§ **Entries shown**:
## start

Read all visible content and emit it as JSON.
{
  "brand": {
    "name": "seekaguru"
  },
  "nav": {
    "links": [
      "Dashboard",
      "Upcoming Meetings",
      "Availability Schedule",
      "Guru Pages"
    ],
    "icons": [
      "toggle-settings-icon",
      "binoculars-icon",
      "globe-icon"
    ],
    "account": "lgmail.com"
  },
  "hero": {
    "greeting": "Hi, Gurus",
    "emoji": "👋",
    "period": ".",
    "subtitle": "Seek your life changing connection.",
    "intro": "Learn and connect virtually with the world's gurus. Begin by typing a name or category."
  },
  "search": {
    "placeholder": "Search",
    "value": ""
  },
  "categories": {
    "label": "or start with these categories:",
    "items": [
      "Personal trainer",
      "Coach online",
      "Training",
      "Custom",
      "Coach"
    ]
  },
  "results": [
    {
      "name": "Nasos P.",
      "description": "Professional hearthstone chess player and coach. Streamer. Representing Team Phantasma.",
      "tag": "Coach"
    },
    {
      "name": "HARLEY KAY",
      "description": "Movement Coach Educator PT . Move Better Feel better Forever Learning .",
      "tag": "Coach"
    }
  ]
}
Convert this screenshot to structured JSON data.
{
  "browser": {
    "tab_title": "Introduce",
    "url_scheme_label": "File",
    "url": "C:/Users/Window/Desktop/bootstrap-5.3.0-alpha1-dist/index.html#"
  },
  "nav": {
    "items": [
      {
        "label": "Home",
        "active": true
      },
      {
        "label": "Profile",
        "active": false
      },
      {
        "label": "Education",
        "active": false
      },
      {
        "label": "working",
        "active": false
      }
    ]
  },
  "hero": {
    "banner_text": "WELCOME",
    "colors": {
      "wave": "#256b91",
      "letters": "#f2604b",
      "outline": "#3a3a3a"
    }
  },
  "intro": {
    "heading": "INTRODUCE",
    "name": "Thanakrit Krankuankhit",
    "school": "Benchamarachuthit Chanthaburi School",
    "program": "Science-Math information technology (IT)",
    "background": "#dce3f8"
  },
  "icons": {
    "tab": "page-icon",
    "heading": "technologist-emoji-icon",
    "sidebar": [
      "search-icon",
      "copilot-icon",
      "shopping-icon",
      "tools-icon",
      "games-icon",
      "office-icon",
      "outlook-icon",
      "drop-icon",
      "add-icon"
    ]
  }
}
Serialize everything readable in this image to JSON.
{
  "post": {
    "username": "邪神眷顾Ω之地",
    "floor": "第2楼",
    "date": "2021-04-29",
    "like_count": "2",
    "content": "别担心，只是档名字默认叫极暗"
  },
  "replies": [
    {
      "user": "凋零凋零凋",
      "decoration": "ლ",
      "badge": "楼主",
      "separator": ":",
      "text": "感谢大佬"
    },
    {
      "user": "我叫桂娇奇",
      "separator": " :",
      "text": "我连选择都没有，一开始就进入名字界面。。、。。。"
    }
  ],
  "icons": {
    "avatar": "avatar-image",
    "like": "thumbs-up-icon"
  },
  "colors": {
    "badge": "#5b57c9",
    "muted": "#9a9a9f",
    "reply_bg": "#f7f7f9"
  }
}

## end

§ **Goal**: Repeat every line of the data, exactly and in full.

§ **Correct answer**:
Read all visible content and emit it as JSON.
{
  "brand": {
    "name": "seekaguru"
  },
  "nav": {
    "links": [
      "Dashboard",
      "Upcoming Meetings",
      "Availability Schedule",
      "Guru Pages"
    ],
    "icons": [
      "toggle-settings-icon",
      "binoculars-icon",
      "globe-icon"
    ],
    "account": "lgmail.com"
  },
  "hero": {
    "greeting": "Hi, Gurus",
    "emoji": "👋",
    "period": ".",
    "subtitle": "Seek your life changing connection.",
    "intro": "Learn and connect virtually with the world's gurus. Begin by typing a name or category."
  },
  "search": {
    "placeholder": "Search",
    "value": ""
  },
  "categories": {
    "label": "or start with these categories:",
    "items": [
      "Personal trainer",
      "Coach online",
      "Training",
      "Custom",
      "Coach"
    ]
  },
  "results": [
    {
      "name": "Nasos P.",
      "description": "Professional hearthstone chess player and coach. Streamer. Representing Team Phantasma.",
      "tag": "Coach"
    },
    {
      "name": "HARLEY KAY",
      "description": "Movement Coach Educator PT . Move Better Feel better Forever Learning .",
      "tag": "Coach"
    }
  ]
}
Convert this screenshot to structured JSON data.
{
  "browser": {
    "tab_title": "Introduce",
    "url_scheme_label": "File",
    "url": "C:/Users/Window/Desktop/bootstrap-5.3.0-alpha1-dist/index.html#"
  },
  "nav": {
    "items": [
      {
        "label": "Home",
        "active": true
      },
      {
        "label": "Profile",
        "active": false
      },
      {
        "label": "Education",
        "active": false
      },
      {
        "label": "working",
        "active": false
      }
    ]
  },
  "hero": {
    "banner_text": "WELCOME",
    "colors": {
      "wave": "#256b91",
      "letters": "#f2604b",
      "outline": "#3a3a3a"
    }
  },
  "intro": {
    "heading": "INTRODUCE",
    "name": "Thanakrit Krankuankhit",
    "school": "Benchamarachuthit Chanthaburi School",
    "program": "Science-Math information technology (IT)",
    "background": "#dce3f8"
  },
  "icons": {
    "tab": "page-icon",
    "heading": "technologist-emoji-icon",
    "sidebar": [
      "search-icon",
      "copilot-icon",
      "shopping-icon",
      "tools-icon",
      "games-icon",
      "office-icon",
      "outlook-icon",
      "drop-icon",
      "add-icon"
    ]
  }
}
Serialize everything readable in this image to JSON.
{
  "post": {
    "username": "邪神眷顾Ω之地",
    "floor": "第2楼",
    "date": "2021-04-29",
    "like_count": "2",
    "content": "别担心，只是档名字默认叫极暗"
  },
  "replies": [
    {
      "user": "凋零凋零凋",
      "decoration": "ლ",
      "badge": "楼主",
      "separator": ":",
      "text": "感谢大佬"
    },
    {
      "user": "我叫桂娇奇",
      "separator": " :",
      "text": "我连选择都没有，一开始就进入名字界面。。、。。。"
    }
  ],
  "icons": {
    "avatar": "avatar-image",
    "like": "thumbs-up-icon"
  },
  "colors": {
    "badge": "#5b57c9",
    "muted": "#9a9a9f",
    "reply_bg": "#f7f7f9"
  }
}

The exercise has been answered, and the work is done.